◆ **RECORDS TO PROCESS**:
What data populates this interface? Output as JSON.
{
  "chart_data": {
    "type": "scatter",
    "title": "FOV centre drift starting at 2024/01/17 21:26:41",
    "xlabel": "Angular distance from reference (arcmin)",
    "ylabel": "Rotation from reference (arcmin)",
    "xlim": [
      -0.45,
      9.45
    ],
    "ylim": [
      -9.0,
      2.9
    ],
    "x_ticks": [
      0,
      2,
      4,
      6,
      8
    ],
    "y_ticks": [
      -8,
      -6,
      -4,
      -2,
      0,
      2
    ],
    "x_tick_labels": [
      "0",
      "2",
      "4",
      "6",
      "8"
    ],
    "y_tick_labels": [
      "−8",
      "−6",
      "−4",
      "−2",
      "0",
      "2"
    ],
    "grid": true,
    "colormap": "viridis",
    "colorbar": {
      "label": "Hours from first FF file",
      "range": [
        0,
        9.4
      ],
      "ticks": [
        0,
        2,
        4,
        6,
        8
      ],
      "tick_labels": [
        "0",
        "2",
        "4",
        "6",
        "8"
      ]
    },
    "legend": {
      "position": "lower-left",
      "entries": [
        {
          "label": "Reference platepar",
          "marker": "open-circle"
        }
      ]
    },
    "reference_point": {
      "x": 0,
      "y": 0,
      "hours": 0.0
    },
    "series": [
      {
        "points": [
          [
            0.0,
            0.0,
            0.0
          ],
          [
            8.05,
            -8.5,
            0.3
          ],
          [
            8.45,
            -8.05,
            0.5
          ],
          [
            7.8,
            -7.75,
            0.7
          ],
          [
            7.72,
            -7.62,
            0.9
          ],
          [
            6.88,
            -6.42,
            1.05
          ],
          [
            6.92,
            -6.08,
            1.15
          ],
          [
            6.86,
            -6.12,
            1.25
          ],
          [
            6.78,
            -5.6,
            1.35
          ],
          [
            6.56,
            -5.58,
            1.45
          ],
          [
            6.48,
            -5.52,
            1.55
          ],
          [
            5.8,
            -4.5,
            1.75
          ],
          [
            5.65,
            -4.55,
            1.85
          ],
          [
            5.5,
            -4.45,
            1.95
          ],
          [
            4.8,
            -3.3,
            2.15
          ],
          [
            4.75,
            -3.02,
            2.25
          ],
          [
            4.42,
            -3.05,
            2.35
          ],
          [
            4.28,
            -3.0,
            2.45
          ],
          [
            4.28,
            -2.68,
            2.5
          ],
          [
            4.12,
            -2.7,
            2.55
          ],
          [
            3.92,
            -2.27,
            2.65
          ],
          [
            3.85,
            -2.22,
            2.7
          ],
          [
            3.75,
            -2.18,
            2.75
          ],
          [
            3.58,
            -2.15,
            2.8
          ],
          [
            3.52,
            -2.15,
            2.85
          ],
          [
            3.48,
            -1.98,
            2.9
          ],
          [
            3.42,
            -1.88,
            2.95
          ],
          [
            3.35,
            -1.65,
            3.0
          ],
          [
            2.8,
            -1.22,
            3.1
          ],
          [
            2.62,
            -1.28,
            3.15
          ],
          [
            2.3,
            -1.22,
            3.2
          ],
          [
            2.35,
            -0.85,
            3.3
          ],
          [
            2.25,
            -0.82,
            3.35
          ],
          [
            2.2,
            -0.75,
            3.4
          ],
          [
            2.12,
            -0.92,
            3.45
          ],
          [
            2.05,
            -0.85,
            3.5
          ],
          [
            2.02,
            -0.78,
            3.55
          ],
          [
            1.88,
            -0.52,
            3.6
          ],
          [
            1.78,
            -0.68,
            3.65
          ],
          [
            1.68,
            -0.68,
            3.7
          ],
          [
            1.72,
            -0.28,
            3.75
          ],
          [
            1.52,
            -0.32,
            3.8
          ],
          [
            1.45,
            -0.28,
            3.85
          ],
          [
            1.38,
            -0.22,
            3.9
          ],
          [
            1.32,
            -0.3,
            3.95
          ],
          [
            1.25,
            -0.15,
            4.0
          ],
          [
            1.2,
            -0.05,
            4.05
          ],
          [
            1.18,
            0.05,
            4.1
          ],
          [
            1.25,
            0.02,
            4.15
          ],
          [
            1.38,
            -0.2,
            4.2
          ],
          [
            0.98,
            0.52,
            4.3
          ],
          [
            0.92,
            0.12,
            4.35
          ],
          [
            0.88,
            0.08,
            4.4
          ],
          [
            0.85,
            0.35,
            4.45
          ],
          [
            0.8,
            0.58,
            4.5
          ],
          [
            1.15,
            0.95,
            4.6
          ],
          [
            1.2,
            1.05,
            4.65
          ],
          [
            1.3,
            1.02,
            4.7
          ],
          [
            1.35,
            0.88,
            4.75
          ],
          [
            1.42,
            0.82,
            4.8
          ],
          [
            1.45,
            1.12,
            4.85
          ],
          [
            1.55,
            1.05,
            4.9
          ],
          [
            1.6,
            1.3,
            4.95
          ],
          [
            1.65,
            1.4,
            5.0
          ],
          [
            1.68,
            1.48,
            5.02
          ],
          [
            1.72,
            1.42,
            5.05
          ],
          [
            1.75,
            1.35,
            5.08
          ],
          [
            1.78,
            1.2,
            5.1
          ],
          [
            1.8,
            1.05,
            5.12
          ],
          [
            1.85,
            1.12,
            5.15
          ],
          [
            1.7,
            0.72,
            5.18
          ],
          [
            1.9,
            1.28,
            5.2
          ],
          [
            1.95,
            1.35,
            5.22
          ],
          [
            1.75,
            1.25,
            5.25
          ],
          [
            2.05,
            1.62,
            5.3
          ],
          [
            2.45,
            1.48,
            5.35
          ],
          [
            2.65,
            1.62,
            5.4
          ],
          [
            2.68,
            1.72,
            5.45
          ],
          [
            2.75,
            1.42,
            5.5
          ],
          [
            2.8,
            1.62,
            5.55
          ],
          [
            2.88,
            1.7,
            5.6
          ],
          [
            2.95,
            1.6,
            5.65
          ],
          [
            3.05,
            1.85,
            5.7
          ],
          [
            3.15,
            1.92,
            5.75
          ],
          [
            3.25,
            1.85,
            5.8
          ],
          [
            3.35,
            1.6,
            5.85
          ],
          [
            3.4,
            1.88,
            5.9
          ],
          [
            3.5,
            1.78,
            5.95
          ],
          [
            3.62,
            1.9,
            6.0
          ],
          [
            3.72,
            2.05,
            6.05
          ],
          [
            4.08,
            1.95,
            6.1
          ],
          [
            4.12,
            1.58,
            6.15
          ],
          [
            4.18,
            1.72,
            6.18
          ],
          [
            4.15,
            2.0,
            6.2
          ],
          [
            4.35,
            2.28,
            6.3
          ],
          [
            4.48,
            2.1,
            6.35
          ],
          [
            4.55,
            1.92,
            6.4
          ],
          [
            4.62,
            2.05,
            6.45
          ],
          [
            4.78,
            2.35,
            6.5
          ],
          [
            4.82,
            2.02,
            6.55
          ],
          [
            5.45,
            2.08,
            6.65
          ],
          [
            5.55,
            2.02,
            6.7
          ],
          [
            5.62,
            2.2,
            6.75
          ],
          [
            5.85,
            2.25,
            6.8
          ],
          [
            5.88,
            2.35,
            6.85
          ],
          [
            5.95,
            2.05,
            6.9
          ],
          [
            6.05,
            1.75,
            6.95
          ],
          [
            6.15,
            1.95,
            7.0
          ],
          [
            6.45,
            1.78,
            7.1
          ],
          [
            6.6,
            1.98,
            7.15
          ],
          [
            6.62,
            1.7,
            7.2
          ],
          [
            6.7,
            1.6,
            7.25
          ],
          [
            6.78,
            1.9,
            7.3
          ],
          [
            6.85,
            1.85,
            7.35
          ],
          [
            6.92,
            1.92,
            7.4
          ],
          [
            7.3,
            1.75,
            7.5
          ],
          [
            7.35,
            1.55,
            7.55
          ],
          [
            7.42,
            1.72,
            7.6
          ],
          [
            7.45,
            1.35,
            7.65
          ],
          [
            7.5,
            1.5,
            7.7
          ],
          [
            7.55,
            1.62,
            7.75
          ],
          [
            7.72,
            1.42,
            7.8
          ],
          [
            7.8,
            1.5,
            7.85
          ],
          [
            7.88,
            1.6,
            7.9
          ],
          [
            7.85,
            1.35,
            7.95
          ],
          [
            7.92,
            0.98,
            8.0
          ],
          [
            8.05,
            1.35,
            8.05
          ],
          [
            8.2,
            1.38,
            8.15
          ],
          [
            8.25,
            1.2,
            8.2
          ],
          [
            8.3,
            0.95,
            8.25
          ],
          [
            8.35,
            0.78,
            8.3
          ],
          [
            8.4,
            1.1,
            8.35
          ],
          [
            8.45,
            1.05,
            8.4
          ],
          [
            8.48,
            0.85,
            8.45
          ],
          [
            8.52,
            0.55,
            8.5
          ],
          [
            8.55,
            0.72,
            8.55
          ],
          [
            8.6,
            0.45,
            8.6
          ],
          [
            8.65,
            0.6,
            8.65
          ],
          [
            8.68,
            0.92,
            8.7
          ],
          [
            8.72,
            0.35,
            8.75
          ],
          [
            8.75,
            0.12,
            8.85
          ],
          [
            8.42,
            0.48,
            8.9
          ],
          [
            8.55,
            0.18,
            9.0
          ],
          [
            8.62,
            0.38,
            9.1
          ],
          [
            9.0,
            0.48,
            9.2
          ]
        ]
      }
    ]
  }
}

◆ **GOAL**: Which lines contain the word "arcmin"? Copy each one.

◆ **CORRECT RESULT**:
    "xlabel": "Angular distance from reference (arcmin)",
    "ylabel": "Rotation from reference (arcmin)",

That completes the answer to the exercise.